> _EXERCISE_
Repeat the whole listing below, word for word.

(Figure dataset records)
>> BEGIN

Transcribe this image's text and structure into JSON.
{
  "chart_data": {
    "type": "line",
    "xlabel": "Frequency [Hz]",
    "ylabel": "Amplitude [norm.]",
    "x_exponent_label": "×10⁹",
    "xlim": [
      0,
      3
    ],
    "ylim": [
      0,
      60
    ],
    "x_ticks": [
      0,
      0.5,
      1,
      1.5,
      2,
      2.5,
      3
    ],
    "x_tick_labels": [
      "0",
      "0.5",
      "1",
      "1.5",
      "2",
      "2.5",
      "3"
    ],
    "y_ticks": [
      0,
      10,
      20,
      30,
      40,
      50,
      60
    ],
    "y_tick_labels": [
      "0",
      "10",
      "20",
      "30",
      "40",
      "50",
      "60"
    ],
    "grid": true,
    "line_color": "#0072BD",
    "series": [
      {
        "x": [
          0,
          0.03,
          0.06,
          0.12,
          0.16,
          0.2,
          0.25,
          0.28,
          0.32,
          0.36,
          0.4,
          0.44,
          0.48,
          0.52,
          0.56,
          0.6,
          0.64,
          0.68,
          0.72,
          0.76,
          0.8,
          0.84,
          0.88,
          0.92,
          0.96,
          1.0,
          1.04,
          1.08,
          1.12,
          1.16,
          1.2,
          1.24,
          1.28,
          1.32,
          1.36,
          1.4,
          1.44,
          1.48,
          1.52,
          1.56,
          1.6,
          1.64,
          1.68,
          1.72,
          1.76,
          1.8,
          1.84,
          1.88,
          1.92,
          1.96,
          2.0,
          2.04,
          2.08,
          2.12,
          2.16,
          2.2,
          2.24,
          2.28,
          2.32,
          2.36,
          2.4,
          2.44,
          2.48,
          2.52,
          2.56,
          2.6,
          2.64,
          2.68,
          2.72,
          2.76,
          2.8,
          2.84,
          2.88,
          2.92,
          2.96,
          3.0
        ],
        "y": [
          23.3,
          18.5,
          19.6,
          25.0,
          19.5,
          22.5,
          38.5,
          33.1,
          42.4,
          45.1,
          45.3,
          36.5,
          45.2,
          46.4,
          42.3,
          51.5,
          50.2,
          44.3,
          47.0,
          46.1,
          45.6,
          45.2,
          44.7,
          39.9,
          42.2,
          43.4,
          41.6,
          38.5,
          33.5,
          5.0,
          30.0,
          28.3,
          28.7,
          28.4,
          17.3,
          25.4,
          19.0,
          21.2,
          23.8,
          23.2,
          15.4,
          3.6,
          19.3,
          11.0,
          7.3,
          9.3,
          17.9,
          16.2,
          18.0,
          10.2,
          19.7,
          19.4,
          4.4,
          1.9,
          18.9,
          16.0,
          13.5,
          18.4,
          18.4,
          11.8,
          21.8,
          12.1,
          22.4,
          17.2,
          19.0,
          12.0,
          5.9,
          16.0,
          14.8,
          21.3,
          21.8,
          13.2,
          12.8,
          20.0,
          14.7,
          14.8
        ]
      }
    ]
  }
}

>> END

> _SOLUTION FOR THIS EXERCISE_
Transcribe this image's text and structure into JSON.
{
  "chart_data": {
    "type": "line",
    "xlabel": "Frequency [Hz]",
    "ylabel": "Amplitude [norm.]",
    "x_exponent_label": "×10⁹",
    "xlim": [
      0,
      3
    ],
    "ylim": [
      0,
      60
    ],
    "x_ticks": [
      0,
      0.5,
      1,
      1.5,
      2,
      2.5,
      3
    ],
    "x_tick_labels": [
      "0",
      "0.5",
      "1",
      "1.5",
      "2",
      "2.5",
      "3"
    ],
    "y_ticks": [
      0,
      10,
      20,
      30,
      40,
      50,
      60
    ],
    "y_tick_labels": [
      "0",
      "10",
      "20",
      "30",
      "40",
      "50",
      "60"
    ],
    "grid": true,
    "line_color": "#0072BD",
    "series": [
      {
        "x": [
          0,
          0.03,
          0.06,
          0.12,
          0.16,
          0.2,
          0.25,
          0.28,
          0.32,
          0.36,
          0.4,
          0.44,
          0.48,
          0.52,
          0.56,
          0.6,
          0.64,
          0.68,
          0.72,
          0.76,
          0.8,
          0.84,
          0.88,
          0.92,
          0.96,
          1.0,
          1.04,
          1.08,
          1.12,
          1.16,
          1.2,
          1.24,
          1.28,
          1.32,
          1.36,
          1.4,
          1.44,
          1.48,
          1.52,
          1.56,
          1.6,
          1.64,
          1.68,
          1.72,
          1.76,
          1.8,
          1.84,
          1.88,
          1.92,
          1.96,
          2.0,
          2.04,
          2.08,
          2.12,
          2.16,
          2.2,
          2.24,
          2.28,
          2.32,
          2.36,
          2.4,
          2.44,
          2.48,
          2.52,
          2.56,
          2.6,
          2.64,
          2.68,
          2.72,
          2.76,
          2.8,
          2.84,
          2.88,
          2.92,
          2.96,
          3.0
        ],
        "y": [
          23.3,
          18.5,
          19.6,
          25.0,
          19.5,
          22.5,
          38.5,
          33.1,
          42.4,
          45.1,
          45.3,
          36.5,
          45.2,
          46.4,
          42.3,
          51.5,
          50.2,
          44.3,
          47.0,
          46.1,
          45.6,
          45.2,
          44.7,
          39.9,
          42.2,
          43.4,
          41.6,
          38.5,
          33.5,
          5.0,
          30.0,
          28.3,
          28.7,
          28.4,
          17.3,
          25.4,
          19.0,
          21.2,
          23.8,
          23.2,
          15.4,
          3.6,
          19.3,
          11.0,
          7.3,
          9.3,
          17.9,
          16.2,
          18.0,
          10.2,
          19.7,
          19.4,
          4.4,
          1.9,
          18.9,
          16.0,
          13.5,
          18.4,
          18.4,
          11.8,
          21.8,
          12.1,
          22.4,
          17.2,
          19.0,
          12.0,
          5.9,
          16.0,
          14.8,
          21.3,
          21.8,
          13.2,
          12.8,
          20.0,
          14.7,
          14.8
        ]
      }
    ]
  }
}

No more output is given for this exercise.